__Given problem__
Scan the lines below for "text"; report the number of lines that contain it, and only that.

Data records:
···

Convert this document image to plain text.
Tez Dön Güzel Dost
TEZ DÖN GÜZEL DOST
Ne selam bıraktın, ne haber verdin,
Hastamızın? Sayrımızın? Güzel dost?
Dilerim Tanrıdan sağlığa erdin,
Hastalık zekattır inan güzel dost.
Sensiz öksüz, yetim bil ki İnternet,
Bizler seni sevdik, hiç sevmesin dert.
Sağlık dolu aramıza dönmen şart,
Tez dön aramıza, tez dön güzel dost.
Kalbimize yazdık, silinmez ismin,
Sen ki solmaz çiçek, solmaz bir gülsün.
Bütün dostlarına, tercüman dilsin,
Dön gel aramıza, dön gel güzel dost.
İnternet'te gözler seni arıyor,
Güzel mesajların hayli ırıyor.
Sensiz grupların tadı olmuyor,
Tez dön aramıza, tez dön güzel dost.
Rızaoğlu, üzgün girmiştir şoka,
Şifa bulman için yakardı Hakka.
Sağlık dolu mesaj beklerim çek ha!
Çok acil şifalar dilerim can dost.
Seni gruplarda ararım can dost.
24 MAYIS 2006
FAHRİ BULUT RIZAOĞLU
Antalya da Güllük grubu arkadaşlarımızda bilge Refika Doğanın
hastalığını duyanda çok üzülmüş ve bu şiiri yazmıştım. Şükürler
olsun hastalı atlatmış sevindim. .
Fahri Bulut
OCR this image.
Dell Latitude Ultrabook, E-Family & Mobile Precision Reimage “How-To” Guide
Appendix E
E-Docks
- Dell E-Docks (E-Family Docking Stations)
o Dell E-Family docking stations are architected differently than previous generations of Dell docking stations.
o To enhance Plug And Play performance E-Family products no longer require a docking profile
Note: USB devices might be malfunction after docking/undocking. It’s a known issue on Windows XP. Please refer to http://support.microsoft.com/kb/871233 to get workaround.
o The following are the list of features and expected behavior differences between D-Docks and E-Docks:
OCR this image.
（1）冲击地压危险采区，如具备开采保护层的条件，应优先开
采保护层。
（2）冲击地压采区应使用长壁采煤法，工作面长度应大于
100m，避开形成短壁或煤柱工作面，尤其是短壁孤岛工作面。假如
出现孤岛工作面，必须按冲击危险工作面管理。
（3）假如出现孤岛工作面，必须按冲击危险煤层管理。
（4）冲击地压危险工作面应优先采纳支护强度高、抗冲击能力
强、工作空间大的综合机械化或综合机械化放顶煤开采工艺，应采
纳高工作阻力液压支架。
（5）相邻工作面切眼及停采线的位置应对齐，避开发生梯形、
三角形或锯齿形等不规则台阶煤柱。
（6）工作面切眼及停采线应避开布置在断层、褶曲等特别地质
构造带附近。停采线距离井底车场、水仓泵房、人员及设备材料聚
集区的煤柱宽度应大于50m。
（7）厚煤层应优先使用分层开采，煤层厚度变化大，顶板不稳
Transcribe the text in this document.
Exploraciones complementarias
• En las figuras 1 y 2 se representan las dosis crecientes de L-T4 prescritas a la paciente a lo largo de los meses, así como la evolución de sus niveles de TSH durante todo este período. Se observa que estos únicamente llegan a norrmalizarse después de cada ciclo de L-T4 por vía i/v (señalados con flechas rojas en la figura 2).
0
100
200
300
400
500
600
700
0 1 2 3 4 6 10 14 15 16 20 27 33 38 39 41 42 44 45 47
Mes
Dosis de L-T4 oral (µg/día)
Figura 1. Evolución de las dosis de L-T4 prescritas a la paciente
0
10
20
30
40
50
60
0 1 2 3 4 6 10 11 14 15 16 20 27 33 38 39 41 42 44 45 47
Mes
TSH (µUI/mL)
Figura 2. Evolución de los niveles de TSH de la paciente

···

__Output for this exercise__
2